Dataset items:
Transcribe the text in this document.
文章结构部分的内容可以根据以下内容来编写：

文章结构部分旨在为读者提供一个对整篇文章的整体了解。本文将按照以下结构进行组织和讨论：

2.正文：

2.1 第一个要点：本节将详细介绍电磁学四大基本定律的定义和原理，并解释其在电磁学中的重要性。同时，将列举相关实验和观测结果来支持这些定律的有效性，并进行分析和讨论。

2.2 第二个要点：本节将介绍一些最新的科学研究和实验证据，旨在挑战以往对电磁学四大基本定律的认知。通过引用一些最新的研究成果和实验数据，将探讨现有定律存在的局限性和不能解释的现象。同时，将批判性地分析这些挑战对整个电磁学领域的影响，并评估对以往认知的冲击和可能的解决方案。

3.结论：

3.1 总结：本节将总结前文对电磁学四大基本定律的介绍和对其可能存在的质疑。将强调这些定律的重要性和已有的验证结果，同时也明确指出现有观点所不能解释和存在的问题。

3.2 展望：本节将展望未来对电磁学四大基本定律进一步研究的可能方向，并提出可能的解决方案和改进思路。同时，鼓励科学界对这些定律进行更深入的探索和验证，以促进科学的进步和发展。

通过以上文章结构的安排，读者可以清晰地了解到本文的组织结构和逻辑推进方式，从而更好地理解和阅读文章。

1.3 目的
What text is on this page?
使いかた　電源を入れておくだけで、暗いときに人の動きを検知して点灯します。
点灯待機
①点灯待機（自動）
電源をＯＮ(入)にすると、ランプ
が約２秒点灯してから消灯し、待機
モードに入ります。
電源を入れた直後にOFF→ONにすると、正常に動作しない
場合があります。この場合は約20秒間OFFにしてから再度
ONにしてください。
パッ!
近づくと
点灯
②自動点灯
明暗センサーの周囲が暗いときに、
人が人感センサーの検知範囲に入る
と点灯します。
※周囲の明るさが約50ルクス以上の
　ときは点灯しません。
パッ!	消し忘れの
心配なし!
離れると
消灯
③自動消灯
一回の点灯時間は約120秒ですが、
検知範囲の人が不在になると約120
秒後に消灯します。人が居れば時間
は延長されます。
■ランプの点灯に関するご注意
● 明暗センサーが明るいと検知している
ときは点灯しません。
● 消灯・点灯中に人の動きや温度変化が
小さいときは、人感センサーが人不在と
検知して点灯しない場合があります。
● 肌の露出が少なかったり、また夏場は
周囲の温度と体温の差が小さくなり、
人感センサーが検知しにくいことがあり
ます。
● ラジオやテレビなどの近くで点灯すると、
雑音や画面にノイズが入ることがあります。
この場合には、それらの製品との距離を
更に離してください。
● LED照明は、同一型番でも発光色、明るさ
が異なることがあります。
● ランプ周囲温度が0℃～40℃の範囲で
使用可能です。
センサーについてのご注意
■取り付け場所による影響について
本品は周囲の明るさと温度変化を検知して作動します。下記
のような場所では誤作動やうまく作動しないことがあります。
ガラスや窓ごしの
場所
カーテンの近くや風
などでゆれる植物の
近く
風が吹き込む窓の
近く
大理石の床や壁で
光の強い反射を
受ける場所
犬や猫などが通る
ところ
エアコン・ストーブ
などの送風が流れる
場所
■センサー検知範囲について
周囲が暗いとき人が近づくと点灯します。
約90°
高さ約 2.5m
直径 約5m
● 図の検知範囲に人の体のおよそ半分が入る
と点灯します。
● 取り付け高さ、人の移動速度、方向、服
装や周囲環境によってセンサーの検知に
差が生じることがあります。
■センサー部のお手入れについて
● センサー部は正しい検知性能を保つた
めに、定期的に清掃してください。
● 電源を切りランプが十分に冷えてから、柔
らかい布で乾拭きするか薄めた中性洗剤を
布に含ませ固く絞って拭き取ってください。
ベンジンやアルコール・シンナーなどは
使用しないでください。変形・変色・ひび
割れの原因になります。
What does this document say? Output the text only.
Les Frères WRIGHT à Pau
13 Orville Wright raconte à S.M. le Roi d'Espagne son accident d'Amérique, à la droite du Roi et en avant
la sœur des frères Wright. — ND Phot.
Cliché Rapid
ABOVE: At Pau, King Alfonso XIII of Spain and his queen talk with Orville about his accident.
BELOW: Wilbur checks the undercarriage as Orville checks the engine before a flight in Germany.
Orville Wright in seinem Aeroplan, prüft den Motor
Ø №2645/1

## EXERCISE AIM
Read the entries and show each line that mentions "accident".

## FINAL RESULT
13 Orville Wright raconte à S.M. le Roi d'Espagne son accident d'Amérique, à la droite du Roi et en avant
ABOVE: At Pau, King Alfonso XIII of Spain and his queen talk with Orville about his accident.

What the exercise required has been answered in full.